----- Record set

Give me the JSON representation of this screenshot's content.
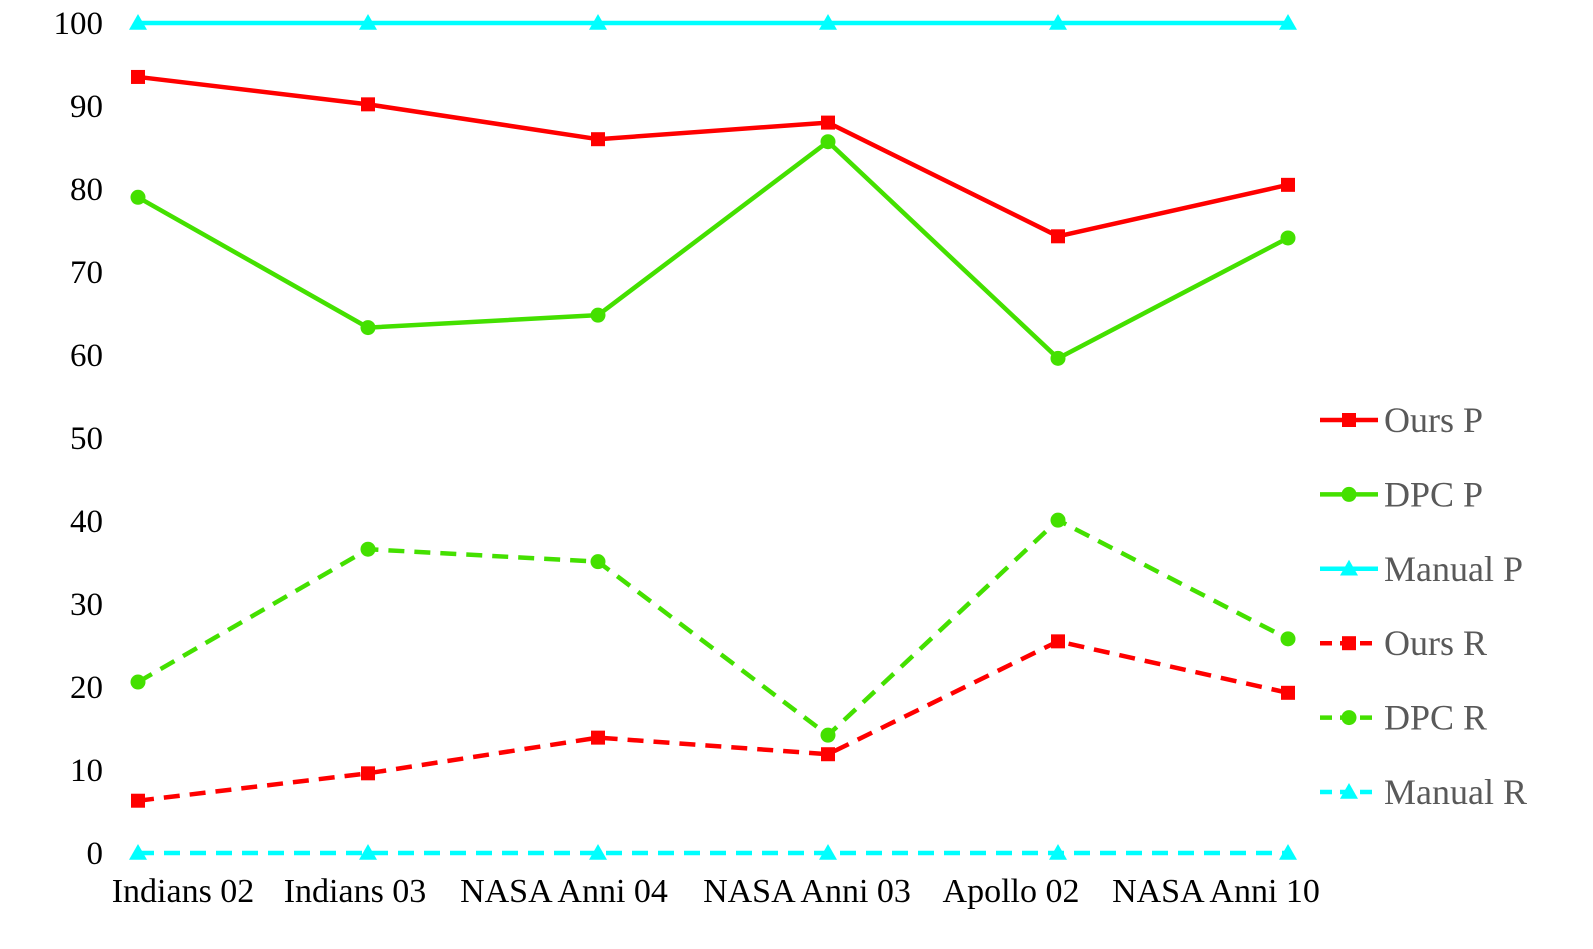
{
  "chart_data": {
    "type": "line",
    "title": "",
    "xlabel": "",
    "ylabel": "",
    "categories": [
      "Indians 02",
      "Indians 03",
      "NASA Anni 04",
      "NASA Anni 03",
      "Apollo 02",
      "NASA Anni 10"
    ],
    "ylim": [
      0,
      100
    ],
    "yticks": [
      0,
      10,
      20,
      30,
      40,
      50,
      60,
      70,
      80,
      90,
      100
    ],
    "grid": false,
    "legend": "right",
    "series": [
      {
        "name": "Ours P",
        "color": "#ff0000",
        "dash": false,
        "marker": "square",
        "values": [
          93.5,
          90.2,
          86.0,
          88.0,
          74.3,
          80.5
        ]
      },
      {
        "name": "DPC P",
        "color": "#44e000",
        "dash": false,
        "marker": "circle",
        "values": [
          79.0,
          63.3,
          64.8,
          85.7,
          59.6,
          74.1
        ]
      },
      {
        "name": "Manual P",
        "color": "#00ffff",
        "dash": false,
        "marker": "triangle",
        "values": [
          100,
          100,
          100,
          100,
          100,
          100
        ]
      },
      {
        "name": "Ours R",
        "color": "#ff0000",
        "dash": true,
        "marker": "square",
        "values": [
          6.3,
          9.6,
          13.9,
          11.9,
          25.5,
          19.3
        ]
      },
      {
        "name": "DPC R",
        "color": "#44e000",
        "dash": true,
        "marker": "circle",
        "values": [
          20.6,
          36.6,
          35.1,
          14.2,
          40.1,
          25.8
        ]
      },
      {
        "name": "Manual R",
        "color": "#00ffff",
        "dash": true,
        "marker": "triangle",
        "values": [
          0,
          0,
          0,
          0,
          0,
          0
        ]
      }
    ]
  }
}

----------

**To do:** In the entries above, find lines with "Anni" and copy each.

**Solved problem:**
      "NASA Anni 04",
      "NASA Anni 03",
      "NASA Anni 10"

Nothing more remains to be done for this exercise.